◆ DATA SHOWN:
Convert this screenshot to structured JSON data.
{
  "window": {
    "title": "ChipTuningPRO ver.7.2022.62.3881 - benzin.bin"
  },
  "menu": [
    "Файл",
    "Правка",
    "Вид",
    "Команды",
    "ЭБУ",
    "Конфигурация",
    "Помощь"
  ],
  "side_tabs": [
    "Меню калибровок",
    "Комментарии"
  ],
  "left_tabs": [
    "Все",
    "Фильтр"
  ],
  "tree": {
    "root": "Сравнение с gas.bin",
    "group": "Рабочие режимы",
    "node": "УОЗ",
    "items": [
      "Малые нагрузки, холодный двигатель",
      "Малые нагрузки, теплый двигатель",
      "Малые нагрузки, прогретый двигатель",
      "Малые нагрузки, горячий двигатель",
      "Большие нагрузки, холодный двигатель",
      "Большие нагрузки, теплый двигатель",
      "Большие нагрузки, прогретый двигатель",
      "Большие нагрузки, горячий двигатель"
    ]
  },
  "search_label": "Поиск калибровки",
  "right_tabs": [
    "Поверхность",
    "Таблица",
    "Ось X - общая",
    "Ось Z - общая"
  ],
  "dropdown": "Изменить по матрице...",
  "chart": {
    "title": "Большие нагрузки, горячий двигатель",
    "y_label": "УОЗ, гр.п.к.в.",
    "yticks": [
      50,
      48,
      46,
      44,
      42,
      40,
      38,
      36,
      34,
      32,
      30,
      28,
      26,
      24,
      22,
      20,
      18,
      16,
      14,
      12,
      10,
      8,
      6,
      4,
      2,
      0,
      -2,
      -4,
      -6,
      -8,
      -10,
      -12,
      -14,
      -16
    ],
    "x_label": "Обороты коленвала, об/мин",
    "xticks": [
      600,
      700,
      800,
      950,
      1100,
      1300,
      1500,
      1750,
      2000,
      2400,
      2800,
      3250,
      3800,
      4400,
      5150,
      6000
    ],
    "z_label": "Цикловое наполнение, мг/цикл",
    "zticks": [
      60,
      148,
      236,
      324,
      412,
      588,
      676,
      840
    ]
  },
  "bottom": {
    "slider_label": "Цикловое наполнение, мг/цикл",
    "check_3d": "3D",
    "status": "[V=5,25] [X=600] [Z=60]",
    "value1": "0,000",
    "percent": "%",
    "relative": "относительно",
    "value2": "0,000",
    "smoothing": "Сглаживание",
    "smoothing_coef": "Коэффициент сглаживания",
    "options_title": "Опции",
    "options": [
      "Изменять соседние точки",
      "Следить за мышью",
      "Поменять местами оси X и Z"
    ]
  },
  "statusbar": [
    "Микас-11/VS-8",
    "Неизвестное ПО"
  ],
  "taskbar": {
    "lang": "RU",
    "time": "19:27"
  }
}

◆ WHAT IS ASKED: In the entries above, find each line with the word "горячий" and copy it.

◆ THE RESULT:
      "Малые нагрузки, горячий двигатель",
      "Большие нагрузки, горячий двигатель"
    "title": "Большие нагрузки, горячий двигатель",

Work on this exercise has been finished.